GIVEN PROBLEM:
Your task is to copy every record exactly.

PROVIDED RECORDS:

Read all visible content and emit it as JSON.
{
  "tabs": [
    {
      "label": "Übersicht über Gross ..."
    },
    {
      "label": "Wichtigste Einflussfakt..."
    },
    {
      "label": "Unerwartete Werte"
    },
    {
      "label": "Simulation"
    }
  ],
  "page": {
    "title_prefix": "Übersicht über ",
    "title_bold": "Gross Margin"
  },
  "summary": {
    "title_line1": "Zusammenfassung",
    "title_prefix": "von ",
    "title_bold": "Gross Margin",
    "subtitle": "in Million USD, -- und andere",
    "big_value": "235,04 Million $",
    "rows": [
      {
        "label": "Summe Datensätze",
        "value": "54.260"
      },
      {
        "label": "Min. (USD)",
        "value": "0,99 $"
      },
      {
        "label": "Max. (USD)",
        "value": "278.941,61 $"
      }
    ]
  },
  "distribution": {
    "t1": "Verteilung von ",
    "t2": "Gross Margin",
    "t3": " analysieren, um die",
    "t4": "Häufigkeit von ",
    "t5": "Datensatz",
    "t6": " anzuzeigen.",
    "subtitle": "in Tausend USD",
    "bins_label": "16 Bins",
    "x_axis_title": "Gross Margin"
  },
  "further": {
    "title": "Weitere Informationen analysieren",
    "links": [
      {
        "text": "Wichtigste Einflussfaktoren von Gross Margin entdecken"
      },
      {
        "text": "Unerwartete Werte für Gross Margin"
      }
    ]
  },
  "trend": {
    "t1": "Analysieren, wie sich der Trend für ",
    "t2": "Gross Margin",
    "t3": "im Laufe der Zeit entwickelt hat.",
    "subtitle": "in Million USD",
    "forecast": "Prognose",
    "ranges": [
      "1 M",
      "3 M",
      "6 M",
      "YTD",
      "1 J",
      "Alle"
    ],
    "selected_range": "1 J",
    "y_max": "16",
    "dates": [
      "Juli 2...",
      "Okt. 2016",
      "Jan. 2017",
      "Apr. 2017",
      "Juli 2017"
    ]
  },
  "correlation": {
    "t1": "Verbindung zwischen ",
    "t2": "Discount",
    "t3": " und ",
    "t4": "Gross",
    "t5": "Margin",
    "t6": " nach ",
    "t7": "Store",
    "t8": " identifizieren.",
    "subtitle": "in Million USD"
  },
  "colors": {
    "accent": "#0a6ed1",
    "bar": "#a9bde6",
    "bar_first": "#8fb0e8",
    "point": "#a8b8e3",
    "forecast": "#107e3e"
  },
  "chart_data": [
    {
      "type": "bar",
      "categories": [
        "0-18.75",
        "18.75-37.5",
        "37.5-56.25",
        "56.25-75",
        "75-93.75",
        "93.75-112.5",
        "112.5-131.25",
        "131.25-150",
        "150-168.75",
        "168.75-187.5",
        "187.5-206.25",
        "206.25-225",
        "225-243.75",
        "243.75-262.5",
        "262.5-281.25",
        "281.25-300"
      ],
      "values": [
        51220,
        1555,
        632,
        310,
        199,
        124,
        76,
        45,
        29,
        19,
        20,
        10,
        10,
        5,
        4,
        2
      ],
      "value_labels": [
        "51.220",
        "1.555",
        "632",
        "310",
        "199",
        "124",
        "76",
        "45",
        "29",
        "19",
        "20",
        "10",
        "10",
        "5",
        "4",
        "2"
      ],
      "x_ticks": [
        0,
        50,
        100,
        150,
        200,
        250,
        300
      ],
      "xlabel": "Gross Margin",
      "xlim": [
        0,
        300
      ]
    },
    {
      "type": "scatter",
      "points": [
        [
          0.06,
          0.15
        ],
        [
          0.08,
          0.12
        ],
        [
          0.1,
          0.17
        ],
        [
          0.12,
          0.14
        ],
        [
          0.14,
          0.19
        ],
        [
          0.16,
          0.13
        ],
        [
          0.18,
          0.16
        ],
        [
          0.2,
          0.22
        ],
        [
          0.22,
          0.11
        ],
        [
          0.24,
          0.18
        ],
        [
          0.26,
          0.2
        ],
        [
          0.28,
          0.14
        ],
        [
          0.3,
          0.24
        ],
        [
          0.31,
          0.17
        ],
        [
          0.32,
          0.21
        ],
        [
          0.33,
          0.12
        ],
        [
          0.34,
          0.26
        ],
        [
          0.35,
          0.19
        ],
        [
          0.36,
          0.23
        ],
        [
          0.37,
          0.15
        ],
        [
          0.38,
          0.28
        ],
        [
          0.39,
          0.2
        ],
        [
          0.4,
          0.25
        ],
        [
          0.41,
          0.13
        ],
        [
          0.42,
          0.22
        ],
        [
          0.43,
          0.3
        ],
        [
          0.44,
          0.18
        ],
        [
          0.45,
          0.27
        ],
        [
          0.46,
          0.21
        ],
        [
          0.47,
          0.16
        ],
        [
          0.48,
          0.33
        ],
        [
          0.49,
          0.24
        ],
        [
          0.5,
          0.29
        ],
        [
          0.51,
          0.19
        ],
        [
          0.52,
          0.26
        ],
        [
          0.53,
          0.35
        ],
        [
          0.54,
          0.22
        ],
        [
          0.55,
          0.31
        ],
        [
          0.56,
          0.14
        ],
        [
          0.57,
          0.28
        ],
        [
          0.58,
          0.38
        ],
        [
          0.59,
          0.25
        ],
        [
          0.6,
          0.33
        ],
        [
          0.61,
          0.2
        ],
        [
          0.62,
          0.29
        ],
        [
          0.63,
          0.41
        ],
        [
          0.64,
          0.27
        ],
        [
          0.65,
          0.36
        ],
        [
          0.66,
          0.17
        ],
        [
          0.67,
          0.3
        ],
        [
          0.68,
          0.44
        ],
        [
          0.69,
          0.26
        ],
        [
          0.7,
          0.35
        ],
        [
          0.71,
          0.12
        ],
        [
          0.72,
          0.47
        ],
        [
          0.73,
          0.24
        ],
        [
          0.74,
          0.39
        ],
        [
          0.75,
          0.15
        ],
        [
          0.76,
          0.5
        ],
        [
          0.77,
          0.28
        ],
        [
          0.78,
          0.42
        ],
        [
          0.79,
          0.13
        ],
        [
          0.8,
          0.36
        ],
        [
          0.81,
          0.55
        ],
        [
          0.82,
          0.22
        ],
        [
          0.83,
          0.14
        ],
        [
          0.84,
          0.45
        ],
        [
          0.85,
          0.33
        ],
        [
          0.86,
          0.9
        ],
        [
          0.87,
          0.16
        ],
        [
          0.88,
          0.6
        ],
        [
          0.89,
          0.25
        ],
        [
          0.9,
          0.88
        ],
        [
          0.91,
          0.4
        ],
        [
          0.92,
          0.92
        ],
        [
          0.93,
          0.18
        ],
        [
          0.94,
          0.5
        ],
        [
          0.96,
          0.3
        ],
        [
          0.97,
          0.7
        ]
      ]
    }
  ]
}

ANSWER TO THE TASK:
Read all visible content and emit it as JSON.
{
  "tabs": [
    {
      "label": "Übersicht über Gross ..."
    },
    {
      "label": "Wichtigste Einflussfakt..."
    },
    {
      "label": "Unerwartete Werte"
    },
    {
      "label": "Simulation"
    }
  ],
  "page": {
    "title_prefix": "Übersicht über ",
    "title_bold": "Gross Margin"
  },
  "summary": {
    "title_line1": "Zusammenfassung",
    "title_prefix": "von ",
    "title_bold": "Gross Margin",
    "subtitle": "in Million USD, -- und andere",
    "big_value": "235,04 Million $",
    "rows": [
      {
        "label": "Summe Datensätze",
        "value": "54.260"
      },
      {
        "label": "Min. (USD)",
        "value": "0,99 $"
      },
      {
        "label": "Max. (USD)",
        "value": "278.941,61 $"
      }
    ]
  },
  "distribution": {
    "t1": "Verteilung von ",
    "t2": "Gross Margin",
    "t3": " analysieren, um die",
    "t4": "Häufigkeit von ",
    "t5": "Datensatz",
    "t6": " anzuzeigen.",
    "subtitle": "in Tausend USD",
    "bins_label": "16 Bins",
    "x_axis_title": "Gross Margin"
  },
  "further": {
    "title": "Weitere Informationen analysieren",
    "links": [
      {
        "text": "Wichtigste Einflussfaktoren von Gross Margin entdecken"
      },
      {
        "text": "Unerwartete Werte für Gross Margin"
      }
    ]
  },
  "trend": {
    "t1": "Analysieren, wie sich der Trend für ",
    "t2": "Gross Margin",
    "t3": "im Laufe der Zeit entwickelt hat.",
    "subtitle": "in Million USD",
    "forecast": "Prognose",
    "ranges": [
      "1 M",
      "3 M",
      "6 M",
      "YTD",
      "1 J",
      "Alle"
    ],
    "selected_range": "1 J",
    "y_max": "16",
    "dates": [
      "Juli 2...",
      "Okt. 2016",
      "Jan. 2017",
      "Apr. 2017",
      "Juli 2017"
    ]
  },
  "correlation": {
    "t1": "Verbindung zwischen ",
    "t2": "Discount",
    "t3": " und ",
    "t4": "Gross",
    "t5": "Margin",
    "t6": " nach ",
    "t7": "Store",
    "t8": " identifizieren.",
    "subtitle": "in Million USD"
  },
  "colors": {
    "accent": "#0a6ed1",
    "bar": "#a9bde6",
    "bar_first": "#8fb0e8",
    "point": "#a8b8e3",
    "forecast": "#107e3e"
  },
  "chart_data": [
    {
      "type": "bar",
      "categories": [
        "0-18.75",
        "18.75-37.5",
        "37.5-56.25",
        "56.25-75",
        "75-93.75",
        "93.75-112.5",
        "112.5-131.25",
        "131.25-150",
        "150-168.75",
        "168.75-187.5",
        "187.5-206.25",
        "206.25-225",
        "225-243.75",
        "243.75-262.5",
        "262.5-281.25",
        "281.25-300"
      ],
      "values": [
        51220,
        1555,
        632,
        310,
        199,
        124,
        76,
        45,
        29,
        19,
        20,
        10,
        10,
        5,
        4,
        2
      ],
      "value_labels": [
        "51.220",
        "1.555",
        "632",
        "310",
        "199",
        "124",
        "76",
        "45",
        "29",
        "19",
        "20",
        "10",
        "10",
        "5",
        "4",
        "2"
      ],
      "x_ticks": [
        0,
        50,
        100,
        150,
        200,
        250,
        300
      ],
      "xlabel": "Gross Margin",
      "xlim": [
        0,
        300
      ]
    },
    {
      "type": "scatter",
      "points": [
        [
          0.06,
          0.15
        ],
        [
          0.08,
          0.12
        ],
        [
          0.1,
          0.17
        ],
        [
          0.12,
          0.14
        ],
        [
          0.14,
          0.19
        ],
        [
          0.16,
          0.13
        ],
        [
          0.18,
          0.16
        ],
        [
          0.2,
          0.22
        ],
        [
          0.22,
          0.11
        ],
        [
          0.24,
          0.18
        ],
        [
          0.26,
          0.2
        ],
        [
          0.28,
          0.14
        ],
        [
          0.3,
          0.24
        ],
        [
          0.31,
          0.17
        ],
        [
          0.32,
          0.21
        ],
        [
          0.33,
          0.12
        ],
        [
          0.34,
          0.26
        ],
        [
          0.35,
          0.19
        ],
        [
          0.36,
          0.23
        ],
        [
          0.37,
          0.15
        ],
        [
          0.38,
          0.28
        ],
        [
          0.39,
          0.2
        ],
        [
          0.4,
          0.25
        ],
        [
          0.41,
          0.13
        ],
        [
          0.42,
          0.22
        ],
        [
          0.43,
          0.3
        ],
        [
          0.44,
          0.18
        ],
        [
          0.45,
          0.27
        ],
        [
          0.46,
          0.21
        ],
        [
          0.47,
          0.16
        ],
        [
          0.48,
          0.33
        ],
        [
          0.49,
          0.24
        ],
        [
          0.5,
          0.29
        ],
        [
          0.51,
          0.19
        ],
        [
          0.52,
          0.26
        ],
        [
          0.53,
          0.35
        ],
        [
          0.54,
          0.22
        ],
        [
          0.55,
          0.31
        ],
        [
          0.56,
          0.14
        ],
        [
          0.57,
          0.28
        ],
        [
          0.58,
          0.38
        ],
        [
          0.59,
          0.25
        ],
        [
          0.6,
          0.33
        ],
        [
          0.61,
          0.2
        ],
        [
          0.62,
          0.29
        ],
        [
          0.63,
          0.41
        ],
        [
          0.64,
          0.27
        ],
        [
          0.65,
          0.36
        ],
        [
          0.66,
          0.17
        ],
        [
          0.67,
          0.3
        ],
        [
          0.68,
          0.44
        ],
        [
          0.69,
          0.26
        ],
        [
          0.7,
          0.35
        ],
        [
          0.71,
          0.12
        ],
        [
          0.72,
          0.47
        ],
        [
          0.73,
          0.24
        ],
        [
          0.74,
          0.39
        ],
        [
          0.75,
          0.15
        ],
        [
          0.76,
          0.5
        ],
        [
          0.77,
          0.28
        ],
        [
          0.78,
          0.42
        ],
        [
          0.79,
          0.13
        ],
        [
          0.8,
          0.36
        ],
        [
          0.81,
          0.55
        ],
        [
          0.82,
          0.22
        ],
        [
          0.83,
          0.14
        ],
        [
          0.84,
          0.45
        ],
        [
          0.85,
          0.33
        ],
        [
          0.86,
          0.9
        ],
        [
          0.87,
          0.16
        ],
        [
          0.88,
          0.6
        ],
        [
          0.89,
          0.25
        ],
        [
          0.9,
          0.88
        ],
        [
          0.91,
          0.4
        ],
        [
          0.92,
          0.92
        ],
        [
          0.93,
          0.18
        ],
        [
          0.94,
          0.5
        ],
        [
          0.96,
          0.3
        ],
        [
          0.97,
          0.7
        ]
      ]
    }
  ]
}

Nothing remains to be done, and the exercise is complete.